Exercise objective.
Search the material below for the word "text". Copy every line that has it.

#### Dataset entries ####

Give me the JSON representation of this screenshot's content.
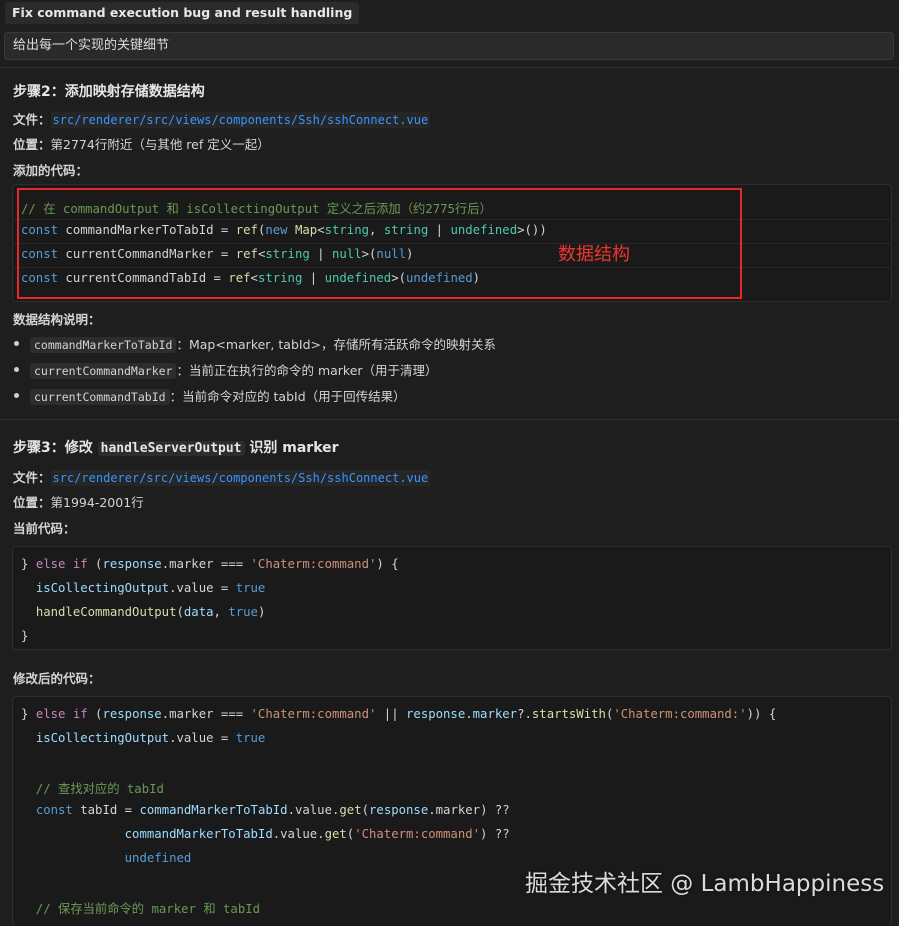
{
  "header": {
    "title": "Fix command execution bug and result handling"
  },
  "prompt": {
    "text": "给出每一个实现的关键细节"
  },
  "step2": {
    "heading": "步骤2：添加映射存储数据结构",
    "file_label": "文件：",
    "file_path": "src/renderer/src/views/components/Ssh/sshConnect.vue",
    "pos_label": "位置：",
    "pos_value": "第2774行附近（与其他 ref 定义一起）",
    "code_label": "添加的代码：",
    "annotation": "数据结构",
    "desc_label": "数据结构说明：",
    "bullets": [
      {
        "code": "commandMarkerToTabId",
        "text": "：Map<marker, tabId>，存储所有活跃命令的映射关系"
      },
      {
        "code": "currentCommandMarker",
        "text": "：当前正在执行的命令的 marker（用于清理）"
      },
      {
        "code": "currentCommandTabId",
        "text": "：当前命令对应的 tabId（用于回传结果）"
      }
    ]
  },
  "step3": {
    "heading_prefix": "步骤3：修改 ",
    "heading_code": "handleServerOutput",
    "heading_suffix": " 识别 marker",
    "file_label": "文件：",
    "file_path": "src/renderer/src/views/components/Ssh/sshConnect.vue",
    "pos_label": "位置：",
    "pos_value": "第1994-2001行",
    "current_label": "当前代码：",
    "modified_label": "修改后的代码："
  },
  "code1": {
    "l1": "// 在 commandOutput 和 isCollectingOutput 定义之后添加（约2775行后）",
    "l2": [
      "const",
      " commandMarkerToTabId = ",
      "ref",
      "(",
      "new",
      " ",
      "Map",
      "<",
      "string",
      ", ",
      "string",
      " | ",
      "undefined",
      ">())"
    ],
    "l3": [
      "const",
      " currentCommandMarker = ",
      "ref",
      "<",
      "string",
      " | ",
      "null",
      ">(",
      "null",
      ")"
    ],
    "l4": [
      "const",
      " currentCommandTabId = ",
      "ref",
      "<",
      "string",
      " | ",
      "undefined",
      ">(",
      "undefined",
      ")"
    ]
  },
  "code2": {
    "l1": [
      "} ",
      "else if",
      " (",
      "response",
      ".marker === ",
      "'Chaterm:command'",
      ") {"
    ],
    "l2": [
      "  ",
      "isCollectingOutput",
      ".value = ",
      "true"
    ],
    "l3": [
      "  ",
      "handleCommandOutput",
      "(",
      "data",
      ", ",
      "true",
      ")"
    ],
    "l4": "}"
  },
  "code3": {
    "l1": [
      "} ",
      "else if",
      " (",
      "response",
      ".marker === ",
      "'Chaterm:command'",
      " || ",
      "response",
      ".",
      "marker",
      "?.",
      "startsWith",
      "(",
      "'Chaterm:command:'",
      ")) {"
    ],
    "l2": [
      "  ",
      "isCollectingOutput",
      ".value = ",
      "true"
    ],
    "l3": "  // 查找对应的 tabId",
    "l4": [
      "  ",
      "const",
      " tabId = ",
      "commandMarkerToTabId",
      ".value.",
      "get",
      "(",
      "response",
      ".marker) ??"
    ],
    "l5": [
      "              ",
      "commandMarkerToTabId",
      ".value.",
      "get",
      "(",
      "'Chaterm:command'",
      ") ??"
    ],
    "l6": [
      "              ",
      "undefined"
    ],
    "l7": "  // 保存当前命令的 marker 和 tabId"
  },
  "watermark": "掘金技术社区 @ LambHappiness",
  "colors": {
    "accent_red": "#e52828",
    "link_blue": "#3794ff",
    "keyword": "#569cd6",
    "string": "#ce9178",
    "comment": "#6a9955",
    "type": "#4ec9b0"
  }
}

####

Written solution.
    "text": "给出每一个实现的关键细节"
        "text": "：Map<marker, tabId>，存储所有活跃命令的映射关系"
        "text": "：当前正在执行的命令的 marker（用于清理）"
        "text": "：当前命令对应的 tabId（用于回传结果）"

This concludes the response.